Stored data:
= = = =

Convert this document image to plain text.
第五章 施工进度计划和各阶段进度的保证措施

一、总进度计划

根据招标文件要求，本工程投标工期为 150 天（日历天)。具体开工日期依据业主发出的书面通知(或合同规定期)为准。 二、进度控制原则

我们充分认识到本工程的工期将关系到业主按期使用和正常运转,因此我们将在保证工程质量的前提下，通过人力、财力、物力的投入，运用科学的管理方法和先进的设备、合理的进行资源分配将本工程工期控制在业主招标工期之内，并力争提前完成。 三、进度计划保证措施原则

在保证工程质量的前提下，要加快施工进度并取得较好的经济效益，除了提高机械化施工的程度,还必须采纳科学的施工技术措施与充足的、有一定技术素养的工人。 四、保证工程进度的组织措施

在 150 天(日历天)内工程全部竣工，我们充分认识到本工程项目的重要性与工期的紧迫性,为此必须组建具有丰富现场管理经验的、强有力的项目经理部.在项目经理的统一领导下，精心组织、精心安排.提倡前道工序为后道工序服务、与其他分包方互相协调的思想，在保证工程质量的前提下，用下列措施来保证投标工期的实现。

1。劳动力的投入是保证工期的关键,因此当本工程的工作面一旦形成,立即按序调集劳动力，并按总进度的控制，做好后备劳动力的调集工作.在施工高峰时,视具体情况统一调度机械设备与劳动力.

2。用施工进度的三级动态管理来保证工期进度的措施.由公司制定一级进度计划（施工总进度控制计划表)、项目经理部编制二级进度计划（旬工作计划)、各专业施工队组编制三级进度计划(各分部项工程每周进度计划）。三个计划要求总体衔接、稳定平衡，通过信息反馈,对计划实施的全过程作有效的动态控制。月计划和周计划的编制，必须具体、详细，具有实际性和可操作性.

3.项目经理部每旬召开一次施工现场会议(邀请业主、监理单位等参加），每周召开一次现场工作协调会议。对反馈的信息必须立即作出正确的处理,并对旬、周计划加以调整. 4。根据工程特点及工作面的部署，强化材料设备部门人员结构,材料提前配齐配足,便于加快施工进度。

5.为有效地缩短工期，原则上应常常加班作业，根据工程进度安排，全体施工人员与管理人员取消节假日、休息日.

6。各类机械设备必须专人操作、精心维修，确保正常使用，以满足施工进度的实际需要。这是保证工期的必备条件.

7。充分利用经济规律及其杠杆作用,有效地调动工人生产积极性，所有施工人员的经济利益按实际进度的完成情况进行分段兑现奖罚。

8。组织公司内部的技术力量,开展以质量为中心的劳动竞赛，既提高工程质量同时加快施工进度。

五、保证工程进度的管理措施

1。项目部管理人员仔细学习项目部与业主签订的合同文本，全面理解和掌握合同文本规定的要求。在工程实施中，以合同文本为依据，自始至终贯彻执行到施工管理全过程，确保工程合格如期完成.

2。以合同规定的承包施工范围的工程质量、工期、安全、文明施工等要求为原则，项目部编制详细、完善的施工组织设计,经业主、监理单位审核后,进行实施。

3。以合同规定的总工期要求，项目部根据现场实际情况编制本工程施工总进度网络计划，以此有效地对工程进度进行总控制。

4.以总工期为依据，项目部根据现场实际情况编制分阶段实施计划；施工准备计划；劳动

= = = =

The exercise: Faithfully copy every entry, leaving nothing out.

Complete output:
Convert this document image to plain text.
第五章 施工进度计划和各阶段进度的保证措施

一、总进度计划

根据招标文件要求，本工程投标工期为 150 天（日历天)。具体开工日期依据业主发出的书面通知(或合同规定期)为准。 二、进度控制原则

我们充分认识到本工程的工期将关系到业主按期使用和正常运转,因此我们将在保证工程质量的前提下，通过人力、财力、物力的投入，运用科学的管理方法和先进的设备、合理的进行资源分配将本工程工期控制在业主招标工期之内，并力争提前完成。 三、进度计划保证措施原则

在保证工程质量的前提下，要加快施工进度并取得较好的经济效益，除了提高机械化施工的程度,还必须采纳科学的施工技术措施与充足的、有一定技术素养的工人。 四、保证工程进度的组织措施

在 150 天(日历天)内工程全部竣工，我们充分认识到本工程项目的重要性与工期的紧迫性,为此必须组建具有丰富现场管理经验的、强有力的项目经理部.在项目经理的统一领导下，精心组织、精心安排.提倡前道工序为后道工序服务、与其他分包方互相协调的思想，在保证工程质量的前提下，用下列措施来保证投标工期的实现。

1。劳动力的投入是保证工期的关键,因此当本工程的工作面一旦形成,立即按序调集劳动力，并按总进度的控制，做好后备劳动力的调集工作.在施工高峰时,视具体情况统一调度机械设备与劳动力.

2。用施工进度的三级动态管理来保证工期进度的措施.由公司制定一级进度计划（施工总进度控制计划表)、项目经理部编制二级进度计划（旬工作计划)、各专业施工队组编制三级进度计划(各分部项工程每周进度计划）。三个计划要求总体衔接、稳定平衡，通过信息反馈,对计划实施的全过程作有效的动态控制。月计划和周计划的编制，必须具体、详细，具有实际性和可操作性.

3.项目经理部每旬召开一次施工现场会议(邀请业主、监理单位等参加），每周召开一次现场工作协调会议。对反馈的信息必须立即作出正确的处理,并对旬、周计划加以调整. 4。根据工程特点及工作面的部署，强化材料设备部门人员结构,材料提前配齐配足,便于加快施工进度。

5.为有效地缩短工期，原则上应常常加班作业，根据工程进度安排，全体施工人员与管理人员取消节假日、休息日.

6。各类机械设备必须专人操作、精心维修，确保正常使用，以满足施工进度的实际需要。这是保证工期的必备条件.

7。充分利用经济规律及其杠杆作用,有效地调动工人生产积极性，所有施工人员的经济利益按实际进度的完成情况进行分段兑现奖罚。

8。组织公司内部的技术力量,开展以质量为中心的劳动竞赛，既提高工程质量同时加快施工进度。

五、保证工程进度的管理措施

1。项目部管理人员仔细学习项目部与业主签订的合同文本，全面理解和掌握合同文本规定的要求。在工程实施中，以合同文本为依据，自始至终贯彻执行到施工管理全过程，确保工程合格如期完成.

2。以合同规定的承包施工范围的工程质量、工期、安全、文明施工等要求为原则，项目部编制详细、完善的施工组织设计,经业主、监理单位审核后,进行实施。

3。以合同规定的总工期要求，项目部根据现场实际情况编制本工程施工总进度网络计划，以此有效地对工程进度进行总控制。

4.以总工期为依据，项目部根据现场实际情况编制分阶段实施计划；施工准备计划；劳动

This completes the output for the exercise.